Reproduce the full listing below unchanged, apart from the pictures.

● SUPPLIED INFORMATION
::::::::

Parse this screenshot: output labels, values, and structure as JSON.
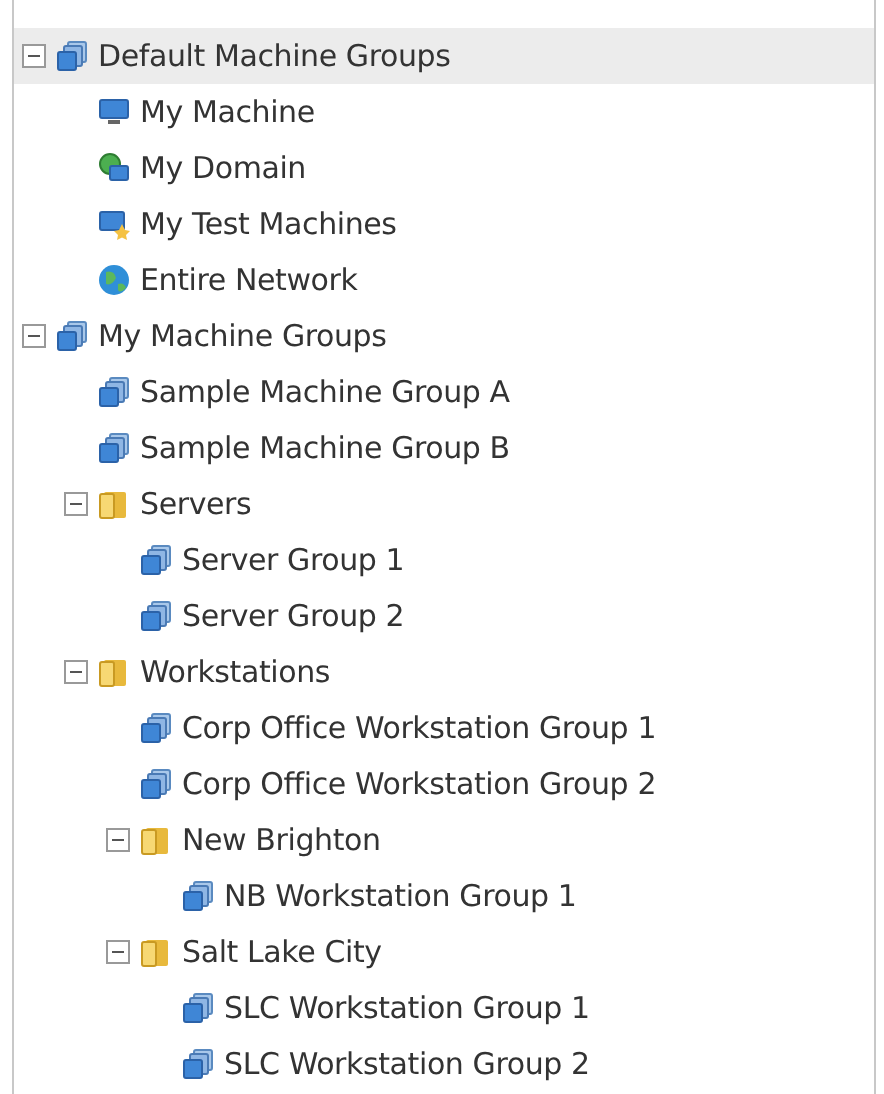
{
  "tree": [
    {
      "label": "Default Machine Groups",
      "kind": "group",
      "expanded": true,
      "selected": true,
      "children": [
        {
          "label": "My Machine",
          "kind": "machine",
          "selected": false
        },
        {
          "label": "My Domain",
          "kind": "domain",
          "selected": false
        },
        {
          "label": "My Test Machines",
          "kind": "test",
          "selected": false
        },
        {
          "label": "Entire Network",
          "kind": "network",
          "selected": false
        }
      ]
    },
    {
      "label": "My Machine Groups",
      "kind": "group",
      "expanded": true,
      "selected": false,
      "children": [
        {
          "label": "Sample Machine Group A",
          "kind": "group",
          "selected": false
        },
        {
          "label": "Sample Machine Group B",
          "kind": "group",
          "selected": false
        },
        {
          "label": "Servers",
          "kind": "folder",
          "expanded": true,
          "selected": false,
          "children": [
            {
              "label": "Server Group 1",
              "kind": "group",
              "selected": false
            },
            {
              "label": "Server Group 2",
              "kind": "group",
              "selected": false
            }
          ]
        },
        {
          "label": "Workstations",
          "kind": "folder",
          "expanded": true,
          "selected": false,
          "children": [
            {
              "label": "Corp Office Workstation Group 1",
              "kind": "group",
              "selected": false
            },
            {
              "label": "Corp Office Workstation Group 2",
              "kind": "group",
              "selected": false
            },
            {
              "label": "New Brighton",
              "kind": "folder",
              "expanded": true,
              "selected": false,
              "children": [
                {
                  "label": "NB Workstation Group 1",
                  "kind": "group",
                  "selected": false
                }
              ]
            },
            {
              "label": "Salt Lake City",
              "kind": "folder",
              "expanded": true,
              "selected": false,
              "children": [
                {
                  "label": "SLC Workstation Group 1",
                  "kind": "group",
                  "selected": false
                },
                {
                  "label": "SLC Workstation Group 2",
                  "kind": "group",
                  "selected": false
                }
              ]
            }
          ]
        }
      ]
    }
  ]
}
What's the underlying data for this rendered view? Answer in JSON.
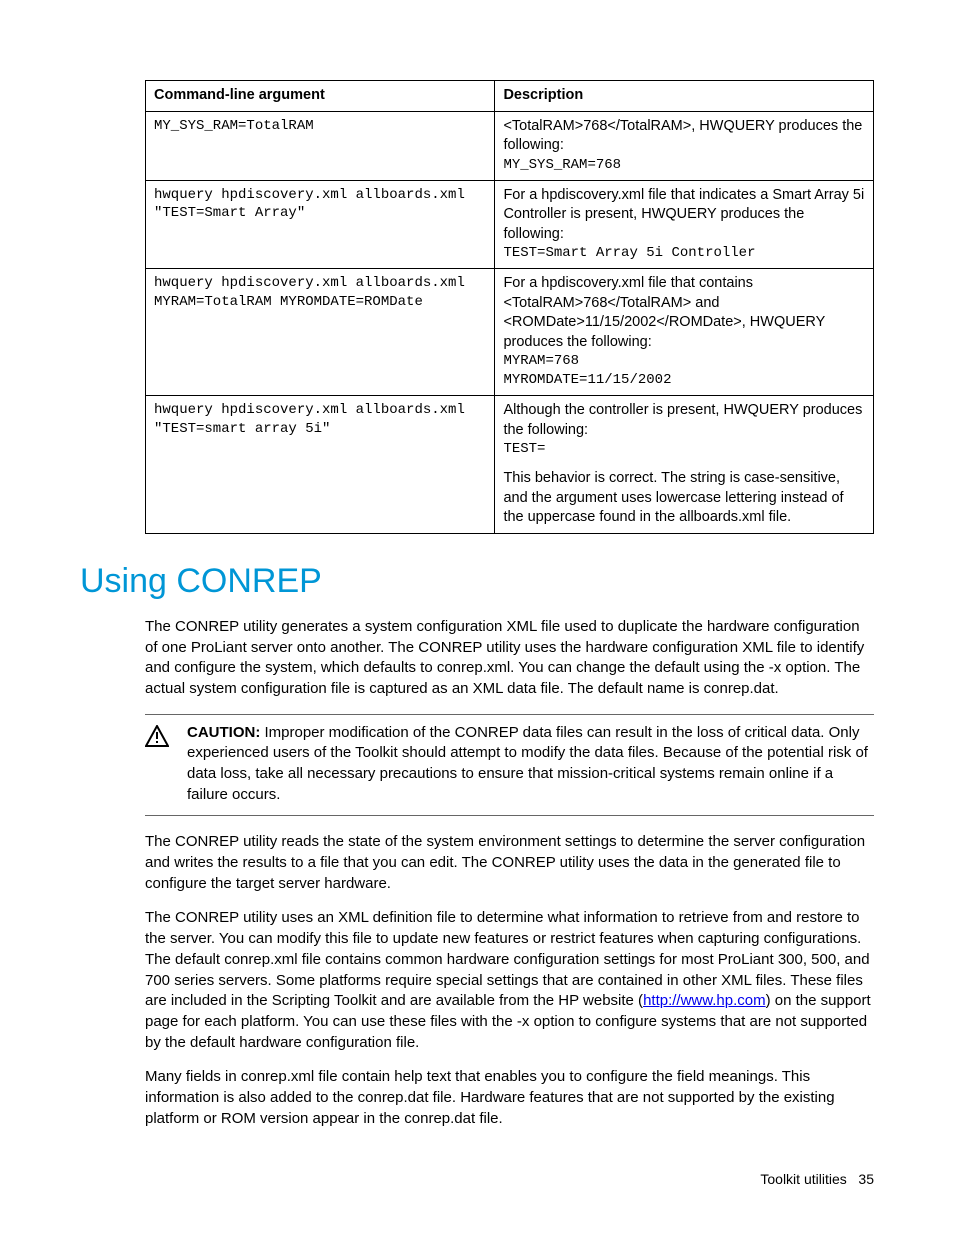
{
  "table": {
    "header_arg": "Command-line argument",
    "header_desc": "Description",
    "rows": [
      {
        "arg": "MY_SYS_RAM=TotalRAM",
        "desc_pre": "<TotalRAM>768</TotalRAM>, HWQUERY produces the following:",
        "desc_mono": "MY_SYS_RAM=768"
      },
      {
        "arg": "hwquery hpdiscovery.xml allboards.xml \"TEST=Smart Array\"",
        "desc_pre": "For a hpdiscovery.xml file that indicates a Smart Array 5i Controller is present, HWQUERY produces the following:",
        "desc_mono": "TEST=Smart Array 5i Controller"
      },
      {
        "arg": "hwquery hpdiscovery.xml allboards.xml MYRAM=TotalRAM MYROMDATE=ROMDate",
        "desc_pre": "For a hpdiscovery.xml file that contains <TotalRAM>768</TotalRAM> and <ROMDate>11/15/2002</ROMDate>, HWQUERY produces the following:",
        "desc_mono": "MYRAM=768",
        "desc_mono2": "MYROMDATE=11/15/2002"
      },
      {
        "arg": "hwquery hpdiscovery.xml allboards.xml \"TEST=smart array 5i\"",
        "desc_pre": "Although the controller is present, HWQUERY produces the following:",
        "desc_mono": "TEST=",
        "desc_after": "This behavior is correct. The string is case-sensitive, and the argument uses lowercase lettering instead of the uppercase found in the allboards.xml file."
      }
    ]
  },
  "heading": "Using CONREP",
  "para1": "The CONREP utility generates a system configuration XML file used to duplicate the hardware configuration of one ProLiant server onto another. The CONREP utility uses the hardware configuration XML file to identify and configure the system, which defaults to conrep.xml. You can change the default using the -x option. The actual system configuration file is captured as an XML data file. The default name is conrep.dat.",
  "caution_label": "CAUTION:",
  "caution_text": " Improper modification of the CONREP data files can result in the loss of critical data. Only experienced users of the Toolkit should attempt to modify the data files. Because of the potential risk of data loss, take all necessary precautions to ensure that mission-critical systems remain online if a failure occurs.",
  "para2": "The CONREP utility reads the state of the system environment settings to determine the server configuration and writes the results to a file that you can edit. The CONREP utility uses the data in the generated file to configure the target server hardware.",
  "para3_a": "The CONREP utility uses an XML definition file to determine what information to retrieve from and restore to the server. You can modify this file to update new features or restrict features when capturing configurations. The default conrep.xml file contains common hardware configuration settings for most ProLiant 300, 500, and 700 series servers. Some platforms require special settings that are contained in other XML files. These files are included in the Scripting Toolkit and are available from the HP website (",
  "para3_link": "http://www.hp.com",
  "para3_b": ") on the support page for each platform. You can use these files with the -x option to configure systems that are not supported by the default hardware configuration file.",
  "para4": "Many fields in conrep.xml file contain help text that enables you to configure the field meanings. This information is also added to the conrep.dat file. Hardware features that are not supported by the existing platform or ROM version appear in the conrep.dat file.",
  "footer_text": "Toolkit utilities",
  "footer_page": "35"
}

::::::::

● REPLY TO THE EXERCISE
Parse this screenshot: output labels, values, and structure as JSON.
{
  "tree": [
    {
      "label": "Default Machine Groups",
      "kind": "group",
      "expanded": true,
      "selected": true,
      "children": [
        {
          "label": "My Machine",
          "kind": "machine",
          "selected": false
        },
        {
          "label": "My Domain",
          "kind": "domain",
          "selected": false
        },
        {
          "label": "My Test Machines",
          "kind": "test",
          "selected": false
        },
        {
          "label": "Entire Network",
          "kind": "network",
          "selected": false
        }
      ]
    },
    {
      "label": "My Machine Groups",
      "kind": "group",
      "expanded": true,
      "selected": false,
      "children": [
        {
          "label": "Sample Machine Group A",
          "kind": "group",
          "selected": false
        },
        {
          "label": "Sample Machine Group B",
          "kind": "group",
          "selected": false
        },
        {
          "label": "Servers",
          "kind": "folder",
          "expanded": true,
          "selected": false,
          "children": [
            {
              "label": "Server Group 1",
              "kind": "group",
              "selected": false
            },
            {
              "label": "Server Group 2",
              "kind": "group",
              "selected": false
            }
          ]
        },
        {
          "label": "Workstations",
          "kind": "folder",
          "expanded": true,
          "selected": false,
          "children": [
            {
              "label": "Corp Office Workstation Group 1",
              "kind": "group",
              "selected": false
            },
            {
              "label": "Corp Office Workstation Group 2",
              "kind": "group",
              "selected": false
            },
            {
              "label": "New Brighton",
              "kind": "folder",
              "expanded": true,
              "selected": false,
              "children": [
                {
                  "label": "NB Workstation Group 1",
                  "kind": "group",
                  "selected": false
                }
              ]
            },
            {
              "label": "Salt Lake City",
              "kind": "folder",
              "expanded": true,
              "selected": false,
              "children": [
                {
                  "label": "SLC Workstation Group 1",
                  "kind": "group",
                  "selected": false
                },
                {
                  "label": "SLC Workstation Group 2",
                  "kind": "group",
                  "selected": false
                }
              ]
            }
          ]
        }
      ]
    }
  ]
}
What's the underlying data for this rendered view? Answer in JSON.
{
  "table": {
    "header_arg": "Command-line argument",
    "header_desc": "Description",
    "rows": [
      {
        "arg": "MY_SYS_RAM=TotalRAM",
        "desc_pre": "<TotalRAM>768</TotalRAM>, HWQUERY produces the following:",
        "desc_mono": "MY_SYS_RAM=768"
      },
      {
        "arg": "hwquery hpdiscovery.xml allboards.xml \"TEST=Smart Array\"",
        "desc_pre": "For a hpdiscovery.xml file that indicates a Smart Array 5i Controller is present, HWQUERY produces the following:",
        "desc_mono": "TEST=Smart Array 5i Controller"
      },
      {
        "arg": "hwquery hpdiscovery.xml allboards.xml MYRAM=TotalRAM MYROMDATE=ROMDate",
        "desc_pre": "For a hpdiscovery.xml file that contains <TotalRAM>768</TotalRAM> and <ROMDate>11/15/2002</ROMDate>, HWQUERY produces the following:",
        "desc_mono": "MYRAM=768",
        "desc_mono2": "MYROMDATE=11/15/2002"
      },
      {
        "arg": "hwquery hpdiscovery.xml allboards.xml \"TEST=smart array 5i\"",
        "desc_pre": "Although the controller is present, HWQUERY produces the following:",
        "desc_mono": "TEST=",
        "desc_after": "This behavior is correct. The string is case-sensitive, and the argument uses lowercase lettering instead of the uppercase found in the allboards.xml file."
      }
    ]
  },
  "heading": "Using CONREP",
  "para1": "The CONREP utility generates a system configuration XML file used to duplicate the hardware configuration of one ProLiant server onto another. The CONREP utility uses the hardware configuration XML file to identify and configure the system, which defaults to conrep.xml. You can change the default using the -x option. The actual system configuration file is captured as an XML data file. The default name is conrep.dat.",
  "caution_label": "CAUTION:",
  "caution_text": " Improper modification of the CONREP data files can result in the loss of critical data. Only experienced users of the Toolkit should attempt to modify the data files. Because of the potential risk of data loss, take all necessary precautions to ensure that mission-critical systems remain online if a failure occurs.",
  "para2": "The CONREP utility reads the state of the system environment settings to determine the server configuration and writes the results to a file that you can edit. The CONREP utility uses the data in the generated file to configure the target server hardware.",
  "para3_a": "The CONREP utility uses an XML definition file to determine what information to retrieve from and restore to the server. You can modify this file to update new features or restrict features when capturing configurations. The default conrep.xml file contains common hardware configuration settings for most ProLiant 300, 500, and 700 series servers. Some platforms require special settings that are contained in other XML files. These files are included in the Scripting Toolkit and are available from the HP website (",
  "para3_link": "http://www.hp.com",
  "para3_b": ") on the support page for each platform. You can use these files with the -x option to configure systems that are not supported by the default hardware configuration file.",
  "para4": "Many fields in conrep.xml file contain help text that enables you to configure the field meanings. This information is also added to the conrep.dat file. Hardware features that are not supported by the existing platform or ROM version appear in the conrep.dat file.",
  "footer_text": "Toolkit utilities",
  "footer_page": "35"
}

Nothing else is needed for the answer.